■ Problem description
Update the listing by replacing every "scene-persons" with "scene-characters" and keeping all other lines as they are. Leave out the picture placeholders.
-- Records for the task start --
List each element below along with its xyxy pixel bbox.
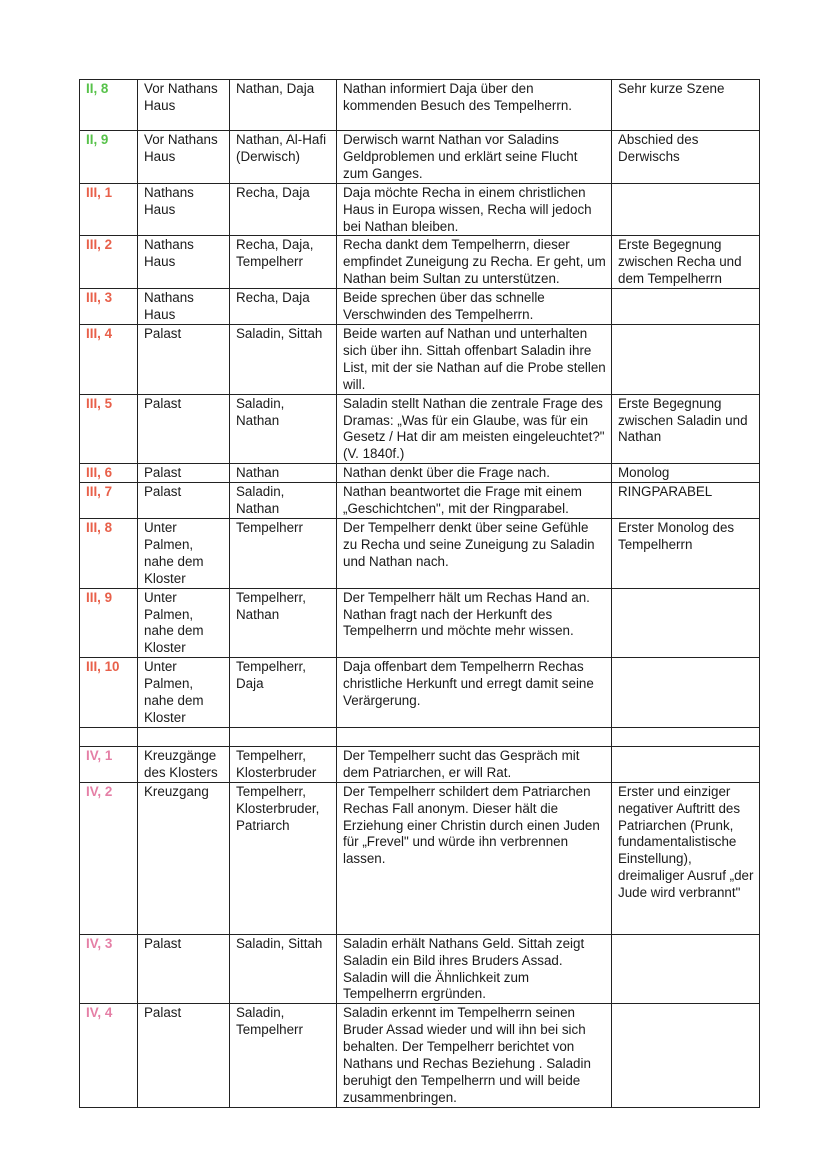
scene-number: III, 7 [80, 483, 138, 519]
scene-persons: Tempelherr, Klosterbruder, Patriarch [230, 782, 337, 934]
scene-place: Nathans Haus [138, 183, 230, 236]
scene-place: Palast [138, 464, 230, 483]
scene-place: Vor Nathans Haus [138, 131, 230, 184]
scene-number: III, 10 [80, 658, 138, 728]
table-row [80, 1004, 760, 1107]
scene-content: Nathan informiert Daja über den kommenden Besuch des Tempelherrn. [337, 80, 612, 131]
scene-place: Kreuzgang [138, 782, 230, 934]
scene-place: Palast [138, 483, 230, 519]
scene-persons: Saladin, Nathan [230, 483, 337, 519]
scene-place: Palast [138, 934, 230, 1004]
scene-number: IV, 3 [80, 934, 138, 1004]
scene-persons: Recha, Daja [230, 289, 337, 325]
scene-persons: Nathan, Daja [230, 80, 337, 131]
scene-content: Recha dankt dem Tempelherrn, dieser empfindet Zuneigung zu Recha. Er geht, um Nathan beim Sultan zu unterstützen. [337, 236, 612, 289]
scene-persons: Saladin, Nathan [230, 394, 337, 464]
scene-content: Nathan denkt über die Frage nach. [337, 464, 612, 483]
scene-number: III, 6 [80, 464, 138, 483]
scene-note [612, 588, 760, 658]
scene-content: Beide warten auf Nathan und unterhalten sich über ihn. Sittah offenbart Saladin ihre List, mit der sie Nathan auf die Probe stellen will. [337, 324, 612, 394]
table-row [80, 483, 760, 519]
scene-note: Sehr kurze Szene [612, 80, 760, 131]
scene-place: Vor Nathans Haus [138, 80, 230, 131]
scene-place: Unter Palmen, nahe dem Kloster [138, 519, 230, 589]
scene-place: Unter Palmen, nahe dem Kloster [138, 588, 230, 658]
empty-cell [230, 727, 337, 746]
scene-persons: Tempelherr [230, 519, 337, 589]
empty-cell [612, 727, 760, 746]
scene-note [612, 658, 760, 728]
scene-place: Kreuzgänge des Klosters [138, 746, 230, 782]
scene-content: Nathan beantwortet die Frage mit einem „Geschichtchen", mit der Ringparabel. [337, 483, 612, 519]
scene-note [612, 934, 760, 1004]
scene-number: II, 8 [80, 80, 138, 131]
scene-number: IV, 1 [80, 746, 138, 782]
scene-content: Saladin erhält Nathans Geld. Sittah zeigt Saladin ein Bild ihres Bruders Assad. Saladin will die Ähnlichkeit zum Tempelherrn ergründen. [337, 934, 612, 1004]
table-row [80, 80, 760, 131]
scene-note: Erster und einziger negativer Auftritt des Patriarchen (Prunk, fundamentalistische Einstellung), dreimaliger Ausruf „der Jude wird verbrannt" [612, 782, 760, 934]
scene-number: II, 9 [80, 131, 138, 184]
scene-persons: Recha, Daja, Tempelherr [230, 236, 337, 289]
scene-note [612, 746, 760, 782]
scene-table-body [80, 80, 760, 1108]
table-row [80, 394, 760, 464]
scene-place: Palast [138, 1004, 230, 1107]
table-row [80, 289, 760, 325]
scene-persons: Tempelherr, Nathan [230, 588, 337, 658]
empty-cell [138, 727, 230, 746]
table-row [80, 746, 760, 782]
scene-note: Monolog [612, 464, 760, 483]
scene-persons: Nathan [230, 464, 337, 483]
scene-note [612, 1004, 760, 1107]
empty-cell [337, 727, 612, 746]
scene-content: Daja möchte Recha in einem christlichen Haus in Europa wissen, Recha will jedoch bei Nathan bleiben. [337, 183, 612, 236]
table-row [80, 934, 760, 1004]
scene-note: RINGPARABEL [612, 483, 760, 519]
scene-note: Erster Monolog des Tempelherrn [612, 519, 760, 589]
act-divider-row [80, 727, 760, 746]
scene-note: Erste Begegnung zwischen Saladin und Nathan [612, 394, 760, 464]
scene-content: Der Tempelherr schildert dem Patriarchen Rechas Fall anonym. Dieser hält die Erziehung einer Christin durch einen Juden für „Frevel" und würde ihn verbrennen lassen. [337, 782, 612, 934]
scene-number: III, 9 [80, 588, 138, 658]
table-row [80, 183, 760, 236]
table-row [80, 464, 760, 483]
scene-note [612, 324, 760, 394]
scene-persons: Tempelherr, Klosterbruder [230, 746, 337, 782]
scene-content: Daja offenbart dem Tempelherrn Rechas christliche Herkunft und erregt damit seine Verärgerung. [337, 658, 612, 728]
document-page [79, 79, 760, 1108]
scene-content: Der Tempelherr hält um Rechas Hand an. Nathan fragt nach der Herkunft des Tempelherrn und möchte mehr wissen. [337, 588, 612, 658]
table-row [80, 519, 760, 589]
table-row [80, 131, 760, 184]
scene-persons: Saladin, Sittah [230, 934, 337, 1004]
scene-content: Saladin erkennt im Tempelherrn seinen Bruder Assad wieder und will ihn bei sich behalten. Der Tempelherr berichtet von Nathans und Rechas Beziehung . Saladin beruhigt den Tempelherrn und will beide zusammenbringen. [337, 1004, 612, 1107]
scene-persons: Nathan, Al-Hafi (Derwisch) [230, 131, 337, 184]
scene-persons: Saladin, Tempelherr [230, 1004, 337, 1107]
scene-place: Palast [138, 324, 230, 394]
scene-content: Der Tempelherr sucht das Gespräch mit dem Patriarchen, er will Rat. [337, 746, 612, 782]
scene-number: III, 2 [80, 236, 138, 289]
scene-content: Der Tempelherr denkt über seine Gefühle zu Recha und seine Zuneigung zu Saladin und Nathan nach. [337, 519, 612, 589]
scene-persons: Tempelherr, Daja [230, 658, 337, 728]
scene-note [612, 183, 760, 236]
scene-number: III, 3 [80, 289, 138, 325]
scene-content: Saladin stellt Nathan die zentrale Frage des Dramas: „Was für ein Glaube, was für ein Gesetz / Hat dir am meisten eingeleuchtet?" (V. 1840f.) [337, 394, 612, 464]
scene-content: Derwisch warnt Nathan vor Saladins Geldproblemen und erklärt seine Flucht zum Ganges. [337, 131, 612, 184]
scene-persons: Recha, Daja [230, 183, 337, 236]
scene-note: Abschied des Derwischs [612, 131, 760, 184]
scene-number: III, 1 [80, 183, 138, 236]
scene-number: III, 4 [80, 324, 138, 394]
scene-number: IV, 2 [80, 782, 138, 934]
scene-place: Nathans Haus [138, 289, 230, 325]
table-row [80, 782, 760, 934]
scene-place: Nathans Haus [138, 236, 230, 289]
scene-persons: Saladin, Sittah [230, 324, 337, 394]
table-row [80, 324, 760, 394]
table-row [80, 236, 760, 289]
scene-number: IV, 4 [80, 1004, 138, 1107]
table-row [80, 588, 760, 658]
scene-number: III, 5 [80, 394, 138, 464]
scene-place: Palast [138, 394, 230, 464]
scene-note: Erste Begegnung zwischen Recha und dem Tempelherrn [612, 236, 760, 289]
empty-cell [80, 727, 138, 746]
scene-content: Beide sprechen über das schnelle Verschwinden des Tempelherrn. [337, 289, 612, 325]
scene-number: III, 8 [80, 519, 138, 589]
table-row [80, 658, 760, 728]
scene-place: Unter Palmen, nahe dem Kloster [138, 658, 230, 728]
scene-table [79, 79, 760, 1108]
scene-note [612, 289, 760, 325]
-- Records for the task end --
■ Task solution
List each element below along with its xyxy pixel bbox.
scene-number: III, 7 [80, 483, 138, 519]
scene-characters: Tempelherr, Klosterbruder, Patriarch [230, 782, 337, 934]
scene-place: Nathans Haus [138, 183, 230, 236]
scene-place: Palast [138, 464, 230, 483]
scene-place: Vor Nathans Haus [138, 131, 230, 184]
scene-number: III, 10 [80, 658, 138, 728]
table-row [80, 1004, 760, 1107]
scene-content: Nathan informiert Daja über den kommenden Besuch des Tempelherrn. [337, 80, 612, 131]
scene-place: Kreuzgang [138, 782, 230, 934]
scene-place: Palast [138, 483, 230, 519]
scene-characters: Saladin, Nathan [230, 483, 337, 519]
scene-place: Palast [138, 934, 230, 1004]
scene-number: IV, 3 [80, 934, 138, 1004]
scene-characters: Recha, Daja [230, 289, 337, 325]
scene-characters: Nathan, Daja [230, 80, 337, 131]
scene-content: Recha dankt dem Tempelherrn, dieser empfindet Zuneigung zu Recha. Er geht, um Nathan beim Sultan zu unterstützen. [337, 236, 612, 289]
scene-characters: Saladin, Nathan [230, 394, 337, 464]
scene-content: Nathan denkt über die Frage nach. [337, 464, 612, 483]
scene-number: III, 6 [80, 464, 138, 483]
scene-note [612, 588, 760, 658]
scene-content: Beide warten auf Nathan und unterhalten sich über ihn. Sittah offenbart Saladin ihre List, mit der sie Nathan auf die Probe stellen will. [337, 324, 612, 394]
table-row [80, 483, 760, 519]
scene-note: Sehr kurze Szene [612, 80, 760, 131]
scene-place: Vor Nathans Haus [138, 80, 230, 131]
scene-place: Unter Palmen, nahe dem Kloster [138, 519, 230, 589]
scene-place: Unter Palmen, nahe dem Kloster [138, 588, 230, 658]
empty-cell [230, 727, 337, 746]
scene-characters: Tempelherr [230, 519, 337, 589]
empty-cell [612, 727, 760, 746]
scene-note [612, 658, 760, 728]
scene-place: Kreuzgänge des Klosters [138, 746, 230, 782]
scene-content: Nathan beantwortet die Frage mit einem „Geschichtchen", mit der Ringparabel. [337, 483, 612, 519]
scene-note [612, 934, 760, 1004]
scene-number: II, 8 [80, 80, 138, 131]
scene-number: IV, 1 [80, 746, 138, 782]
scene-content: Saladin erhält Nathans Geld. Sittah zeigt Saladin ein Bild ihres Bruders Assad. Saladin will die Ähnlichkeit zum Tempelherrn ergründen. [337, 934, 612, 1004]
table-row [80, 80, 760, 131]
scene-note: Erster und einziger negativer Auftritt des Patriarchen (Prunk, fundamentalistische Einstellung), dreimaliger Ausruf „der Jude wird verbrannt" [612, 782, 760, 934]
scene-number: II, 9 [80, 131, 138, 184]
scene-characters: Recha, Daja, Tempelherr [230, 236, 337, 289]
scene-note [612, 746, 760, 782]
scene-table-body [80, 80, 760, 1108]
table-row [80, 394, 760, 464]
scene-place: Palast [138, 1004, 230, 1107]
table-row [80, 289, 760, 325]
scene-characters: Tempelherr, Nathan [230, 588, 337, 658]
empty-cell [138, 727, 230, 746]
table-row [80, 746, 760, 782]
scene-note: Monolog [612, 464, 760, 483]
scene-characters: Nathan [230, 464, 337, 483]
scene-note [612, 1004, 760, 1107]
empty-cell [337, 727, 612, 746]
scene-content: Daja möchte Recha in einem christlichen Haus in Europa wissen, Recha will jedoch bei Nathan bleiben. [337, 183, 612, 236]
table-row [80, 934, 760, 1004]
scene-note: RINGPARABEL [612, 483, 760, 519]
scene-note: Erster Monolog des Tempelherrn [612, 519, 760, 589]
act-divider-row [80, 727, 760, 746]
scene-note: Erste Begegnung zwischen Saladin und Nathan [612, 394, 760, 464]
scene-content: Der Tempelherr schildert dem Patriarchen Rechas Fall anonym. Dieser hält die Erziehung einer Christin durch einen Juden für „Frevel" und würde ihn verbrennen lassen. [337, 782, 612, 934]
scene-number: III, 9 [80, 588, 138, 658]
table-row [80, 183, 760, 236]
table-row [80, 464, 760, 483]
scene-note [612, 324, 760, 394]
scene-characters: Tempelherr, Klosterbruder [230, 746, 337, 782]
scene-content: Daja offenbart dem Tempelherrn Rechas christliche Herkunft und erregt damit seine Verärgerung. [337, 658, 612, 728]
document-page [79, 79, 760, 1108]
scene-content: Der Tempelherr hält um Rechas Hand an. Nathan fragt nach der Herkunft des Tempelherrn und möchte mehr wissen. [337, 588, 612, 658]
table-row [80, 519, 760, 589]
table-row [80, 131, 760, 184]
scene-characters: Saladin, Sittah [230, 934, 337, 1004]
scene-content: Saladin erkennt im Tempelherrn seinen Bruder Assad wieder und will ihn bei sich behalten. Der Tempelherr berichtet von Nathans und Rechas Beziehung . Saladin beruhigt den Tempelherrn und will beide zusammenbringen. [337, 1004, 612, 1107]
scene-characters: Nathan, Al-Hafi (Derwisch) [230, 131, 337, 184]
scene-characters: Saladin, Tempelherr [230, 1004, 337, 1107]
scene-place: Palast [138, 324, 230, 394]
scene-content: Der Tempelherr sucht das Gespräch mit dem Patriarchen, er will Rat. [337, 746, 612, 782]
scene-number: III, 2 [80, 236, 138, 289]
scene-content: Der Tempelherr denkt über seine Gefühle zu Recha und seine Zuneigung zu Saladin und Nathan nach. [337, 519, 612, 589]
scene-characters: Tempelherr, Daja [230, 658, 337, 728]
scene-note [612, 183, 760, 236]
scene-number: III, 3 [80, 289, 138, 325]
scene-content: Saladin stellt Nathan die zentrale Frage des Dramas: „Was für ein Glaube, was für ein Gesetz / Hat dir am meisten eingeleuchtet?" (V. 1840f.) [337, 394, 612, 464]
scene-content: Derwisch warnt Nathan vor Saladins Geldproblemen und erklärt seine Flucht zum Ganges. [337, 131, 612, 184]
scene-characters: Recha, Daja [230, 183, 337, 236]
scene-note: Abschied des Derwischs [612, 131, 760, 184]
scene-number: III, 1 [80, 183, 138, 236]
scene-number: III, 4 [80, 324, 138, 394]
scene-number: IV, 2 [80, 782, 138, 934]
scene-place: Nathans Haus [138, 289, 230, 325]
table-row [80, 782, 760, 934]
scene-place: Nathans Haus [138, 236, 230, 289]
scene-characters: Saladin, Sittah [230, 324, 337, 394]
table-row [80, 324, 760, 394]
table-row [80, 236, 760, 289]
scene-number: IV, 4 [80, 1004, 138, 1107]
table-row [80, 588, 760, 658]
scene-number: III, 5 [80, 394, 138, 464]
scene-place: Palast [138, 394, 230, 464]
scene-note: Erste Begegnung zwischen Recha und dem Tempelherrn [612, 236, 760, 289]
empty-cell [80, 727, 138, 746]
scene-content: Beide sprechen über das schnelle Verschwinden des Tempelherrn. [337, 289, 612, 325]
scene-number: III, 8 [80, 519, 138, 589]
table-row [80, 658, 760, 728]
scene-place: Unter Palmen, nahe dem Kloster [138, 658, 230, 728]
scene-table [79, 79, 760, 1108]
scene-note [612, 289, 760, 325]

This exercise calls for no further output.